== Things to do ==
a. In the text on Solana validator clients, rewrite the paragraph beginning "Agave and Frankendancer ship new versions" as a short bulleted list that keeps its main facts.
b. Continue the text on Solana validator clients from its final sentence, in the same style.

─── Text for analysis

This delivers the performance benefits that companies like Amazon and Google achieve through private networks, but without introducing trusted intermediaries.
Part II - Validator Clients
Clients live on mainnet
Base Clients
- Agave: main Solana validator Client maintained by Anza, continuing the work of the Solana Labs client. Serves as the reference implementation for the network.
- Frankendancer: hybrid client as a transitional step towards the full Firedancer client being developed by Jump Crypto. It combines the original consensus and runtime components from Agave with Firedancer's new, optimized networking components, signature verification, and block packing.
Flavours of Base Client
- Vanilla: default Agave/Frankendancer clients.
- Jito: modified version of the core client with built-in Maximum Extractable Value (MEV) auction and block engine to maximize revenue and potentially increase reliability and performance.
- Paladin: modified Jito client that aims to protect validators from sandwhiching and distribute MEV rewards across Paladin validators.
Agave and Frankendancer ship new versions every 2-3 months. Shelf-life tracks how long each version maintains supermajority before being replaced. Recent Agave versions turn over every 85 days on average, Frankendancer every 53 days.

──────
─── Provided records

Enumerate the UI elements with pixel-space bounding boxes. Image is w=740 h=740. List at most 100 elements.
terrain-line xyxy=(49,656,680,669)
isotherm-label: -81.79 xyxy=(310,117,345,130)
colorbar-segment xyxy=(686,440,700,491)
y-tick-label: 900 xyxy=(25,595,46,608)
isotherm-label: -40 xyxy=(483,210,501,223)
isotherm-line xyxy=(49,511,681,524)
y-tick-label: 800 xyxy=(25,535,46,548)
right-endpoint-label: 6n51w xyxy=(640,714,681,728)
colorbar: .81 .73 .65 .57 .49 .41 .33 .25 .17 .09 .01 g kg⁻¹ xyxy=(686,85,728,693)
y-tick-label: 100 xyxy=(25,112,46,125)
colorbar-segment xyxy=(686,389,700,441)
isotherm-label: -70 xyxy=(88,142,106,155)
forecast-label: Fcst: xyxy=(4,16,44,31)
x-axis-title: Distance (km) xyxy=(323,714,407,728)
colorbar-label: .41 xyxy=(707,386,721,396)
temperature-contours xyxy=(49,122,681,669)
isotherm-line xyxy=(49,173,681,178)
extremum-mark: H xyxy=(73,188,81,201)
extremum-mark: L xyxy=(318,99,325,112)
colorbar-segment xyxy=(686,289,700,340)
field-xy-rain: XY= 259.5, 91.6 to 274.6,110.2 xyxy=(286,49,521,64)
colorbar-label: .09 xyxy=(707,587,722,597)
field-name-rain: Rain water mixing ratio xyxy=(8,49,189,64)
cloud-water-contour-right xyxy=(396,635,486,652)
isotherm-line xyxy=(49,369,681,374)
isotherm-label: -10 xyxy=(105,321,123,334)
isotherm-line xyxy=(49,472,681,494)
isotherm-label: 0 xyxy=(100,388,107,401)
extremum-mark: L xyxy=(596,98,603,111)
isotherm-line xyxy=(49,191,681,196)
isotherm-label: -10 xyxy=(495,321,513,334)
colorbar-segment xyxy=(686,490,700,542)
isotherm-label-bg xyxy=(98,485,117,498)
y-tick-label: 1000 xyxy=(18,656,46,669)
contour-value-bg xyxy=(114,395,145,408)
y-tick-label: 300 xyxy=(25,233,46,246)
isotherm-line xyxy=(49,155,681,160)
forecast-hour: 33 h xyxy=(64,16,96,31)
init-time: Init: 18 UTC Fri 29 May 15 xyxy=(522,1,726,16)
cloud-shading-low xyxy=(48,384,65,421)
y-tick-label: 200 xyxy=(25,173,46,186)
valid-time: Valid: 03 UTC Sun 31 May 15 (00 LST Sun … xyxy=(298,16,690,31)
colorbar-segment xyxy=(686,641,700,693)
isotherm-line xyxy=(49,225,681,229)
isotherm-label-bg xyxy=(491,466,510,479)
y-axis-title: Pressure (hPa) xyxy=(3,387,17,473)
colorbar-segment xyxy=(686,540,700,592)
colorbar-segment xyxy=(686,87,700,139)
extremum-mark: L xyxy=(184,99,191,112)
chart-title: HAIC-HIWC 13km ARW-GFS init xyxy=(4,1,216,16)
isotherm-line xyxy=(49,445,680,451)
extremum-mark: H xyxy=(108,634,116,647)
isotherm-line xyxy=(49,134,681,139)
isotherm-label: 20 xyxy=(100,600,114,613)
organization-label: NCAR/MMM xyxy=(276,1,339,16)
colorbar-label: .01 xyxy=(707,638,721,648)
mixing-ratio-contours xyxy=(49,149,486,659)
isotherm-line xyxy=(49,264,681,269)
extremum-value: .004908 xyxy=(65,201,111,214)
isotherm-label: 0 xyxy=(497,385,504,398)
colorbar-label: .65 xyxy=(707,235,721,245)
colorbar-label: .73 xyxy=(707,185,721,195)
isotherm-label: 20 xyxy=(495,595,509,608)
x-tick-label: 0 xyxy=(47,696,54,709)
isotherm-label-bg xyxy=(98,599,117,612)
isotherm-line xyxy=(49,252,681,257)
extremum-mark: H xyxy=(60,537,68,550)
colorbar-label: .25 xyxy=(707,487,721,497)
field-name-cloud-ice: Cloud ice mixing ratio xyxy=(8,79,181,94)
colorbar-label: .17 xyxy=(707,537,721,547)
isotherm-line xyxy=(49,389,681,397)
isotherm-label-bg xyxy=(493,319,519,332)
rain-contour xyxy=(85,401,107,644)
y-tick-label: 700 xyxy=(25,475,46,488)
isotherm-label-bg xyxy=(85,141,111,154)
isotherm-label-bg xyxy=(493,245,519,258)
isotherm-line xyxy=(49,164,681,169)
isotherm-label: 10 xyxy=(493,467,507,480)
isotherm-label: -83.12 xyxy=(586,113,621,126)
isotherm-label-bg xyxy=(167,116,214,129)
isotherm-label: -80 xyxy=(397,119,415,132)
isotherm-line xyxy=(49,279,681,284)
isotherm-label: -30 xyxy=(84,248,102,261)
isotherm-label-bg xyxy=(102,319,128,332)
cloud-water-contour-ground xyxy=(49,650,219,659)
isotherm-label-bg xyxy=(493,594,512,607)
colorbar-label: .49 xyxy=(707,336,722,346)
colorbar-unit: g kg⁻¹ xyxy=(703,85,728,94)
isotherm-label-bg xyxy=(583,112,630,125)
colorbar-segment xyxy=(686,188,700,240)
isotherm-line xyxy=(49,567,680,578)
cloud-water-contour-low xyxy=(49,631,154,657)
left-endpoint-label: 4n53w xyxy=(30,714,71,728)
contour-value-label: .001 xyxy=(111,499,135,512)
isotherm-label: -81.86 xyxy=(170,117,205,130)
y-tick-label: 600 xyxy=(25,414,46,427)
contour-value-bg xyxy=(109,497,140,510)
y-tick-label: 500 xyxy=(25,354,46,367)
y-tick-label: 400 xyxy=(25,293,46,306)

──────

== Task-by-task answers ==
a.
- Agave and Frankendancer release new versions every 2-3 months.
- Shelf-life measures how long each version keeps supermajority before it is replaced.
- Recent Agave versions turn over every 85 days on average, and Frankendancer versions every 53 days.

b.
By contrast, Ethereum's Geth averages 340 days, and the original Solana client had a turnover of 120 days before Agave.
Part II.A - Stake
1 in 5 Solana validators now runs Frankendancer. The number of validators running Frankendancer grew from 6 at the start of the year to 201 by September 30, representing over 20% of all validators.
Frankendancer grows past 20% of stake as Agave loses ground. Frankendancer's share of total stake grew 60% month-over-month and is now equal to one-fifth of total stake. This growth came at the expense of Agave Jito and Paladin, which fell to 71% and 6% of stake, respectively.
Part II.B - Priority Fees
Frankendancer blocks capture more high-value transactions. Average priority fees per block reveal Frankendancer Jito leading at 0.0245 SOL, about 10% higher than Agave Jito and Paladin.
Higher priority fees indicate Frankendancer blocks contain a greater share of valuable user transactions.
Priority fees converge across clients as activity wanes. Average fees by client have converged throughout 2025.
January saw Frankendancer Vanilla 80% above Agave Vanilla and Agave Jito 40% above Agave Vanilla.
By September, the range compressed to just 15% between top performer Frankendancer Jito and bottom performer Agave Vanilla.
Validator optimizations can eclipse client differences. Frankendancer Jito validators average higher fees, with 95% exceeding the network median versus only 40% for Agave Jito and Paladin.
However, the widest performance gaps still exist within clients, not between them. All top 3 and bottom 3 performers run Agave Jito, with the best (GUdrZwgT at 0.038 SOL) earning 2.1x the worst (HLXxkmjb at 0.018 SOL).
This suggests Frankendancer provides a baseline advantage, but exceptional validators using any client can outperform.
Part II.C - Tips
Frankendancer Jito captures 58% more tips per block. Frankendancer Jito leads average tips per block at 0.0194 SOL, 58% above Agave Jito and Paladin.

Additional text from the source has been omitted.